[ENTRIES PROVIDED]:
* * * * * * * * *

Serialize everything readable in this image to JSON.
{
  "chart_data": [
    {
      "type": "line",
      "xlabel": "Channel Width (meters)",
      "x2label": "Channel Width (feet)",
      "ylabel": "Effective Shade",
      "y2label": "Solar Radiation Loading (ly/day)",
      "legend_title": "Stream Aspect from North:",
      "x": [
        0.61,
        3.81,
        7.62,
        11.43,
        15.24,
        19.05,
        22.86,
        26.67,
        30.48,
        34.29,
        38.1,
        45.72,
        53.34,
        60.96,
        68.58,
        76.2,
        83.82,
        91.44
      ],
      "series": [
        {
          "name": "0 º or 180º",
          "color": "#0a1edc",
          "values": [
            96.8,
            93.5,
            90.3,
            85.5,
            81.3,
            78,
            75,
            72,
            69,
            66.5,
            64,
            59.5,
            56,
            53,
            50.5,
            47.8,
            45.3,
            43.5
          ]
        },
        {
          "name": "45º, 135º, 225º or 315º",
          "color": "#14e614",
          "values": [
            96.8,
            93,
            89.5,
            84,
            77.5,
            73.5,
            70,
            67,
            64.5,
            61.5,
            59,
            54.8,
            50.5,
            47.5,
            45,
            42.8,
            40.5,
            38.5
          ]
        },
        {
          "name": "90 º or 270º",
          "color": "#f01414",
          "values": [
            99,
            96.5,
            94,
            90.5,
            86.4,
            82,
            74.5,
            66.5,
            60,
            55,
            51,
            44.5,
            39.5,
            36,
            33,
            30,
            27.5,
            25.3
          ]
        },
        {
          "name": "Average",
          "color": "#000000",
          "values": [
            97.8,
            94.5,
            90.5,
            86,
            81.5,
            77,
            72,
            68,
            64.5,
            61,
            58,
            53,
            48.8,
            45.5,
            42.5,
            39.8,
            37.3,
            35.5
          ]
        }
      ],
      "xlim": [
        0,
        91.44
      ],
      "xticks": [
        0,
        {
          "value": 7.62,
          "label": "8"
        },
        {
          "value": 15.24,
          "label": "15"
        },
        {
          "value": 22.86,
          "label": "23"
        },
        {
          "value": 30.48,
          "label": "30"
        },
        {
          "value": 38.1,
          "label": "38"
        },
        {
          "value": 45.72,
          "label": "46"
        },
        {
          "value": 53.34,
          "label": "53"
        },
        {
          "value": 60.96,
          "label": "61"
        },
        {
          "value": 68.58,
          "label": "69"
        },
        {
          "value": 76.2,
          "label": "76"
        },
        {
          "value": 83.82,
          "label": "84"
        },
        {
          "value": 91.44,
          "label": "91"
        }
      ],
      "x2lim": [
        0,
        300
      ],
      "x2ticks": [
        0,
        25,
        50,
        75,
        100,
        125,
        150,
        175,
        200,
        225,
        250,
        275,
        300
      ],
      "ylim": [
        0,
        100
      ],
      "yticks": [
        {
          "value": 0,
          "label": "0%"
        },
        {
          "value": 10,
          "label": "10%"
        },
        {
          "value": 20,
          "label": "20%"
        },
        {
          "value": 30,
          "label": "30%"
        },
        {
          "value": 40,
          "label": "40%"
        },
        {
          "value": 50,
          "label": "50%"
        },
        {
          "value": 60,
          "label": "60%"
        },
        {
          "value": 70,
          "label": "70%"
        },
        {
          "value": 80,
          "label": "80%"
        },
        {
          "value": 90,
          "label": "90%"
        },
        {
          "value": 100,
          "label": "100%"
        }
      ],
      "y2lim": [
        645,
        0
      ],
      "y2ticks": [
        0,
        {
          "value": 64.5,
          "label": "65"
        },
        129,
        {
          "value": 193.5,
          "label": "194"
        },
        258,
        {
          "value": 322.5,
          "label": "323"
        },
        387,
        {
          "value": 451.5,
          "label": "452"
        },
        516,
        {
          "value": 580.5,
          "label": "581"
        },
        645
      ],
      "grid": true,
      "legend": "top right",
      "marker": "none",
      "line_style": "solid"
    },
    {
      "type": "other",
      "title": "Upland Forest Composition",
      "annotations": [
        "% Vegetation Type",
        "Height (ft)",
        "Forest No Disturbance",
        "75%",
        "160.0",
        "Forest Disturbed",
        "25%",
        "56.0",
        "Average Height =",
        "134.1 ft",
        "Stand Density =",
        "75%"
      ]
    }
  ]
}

* * * * * * * * *

[REQUIRED TASK]:
Make a copy of each line that contains the string "Forest".

[THE SOLUTION]:
      "title": "Upland Forest Composition",
        "Forest No Disturbance",
        "Forest Disturbed",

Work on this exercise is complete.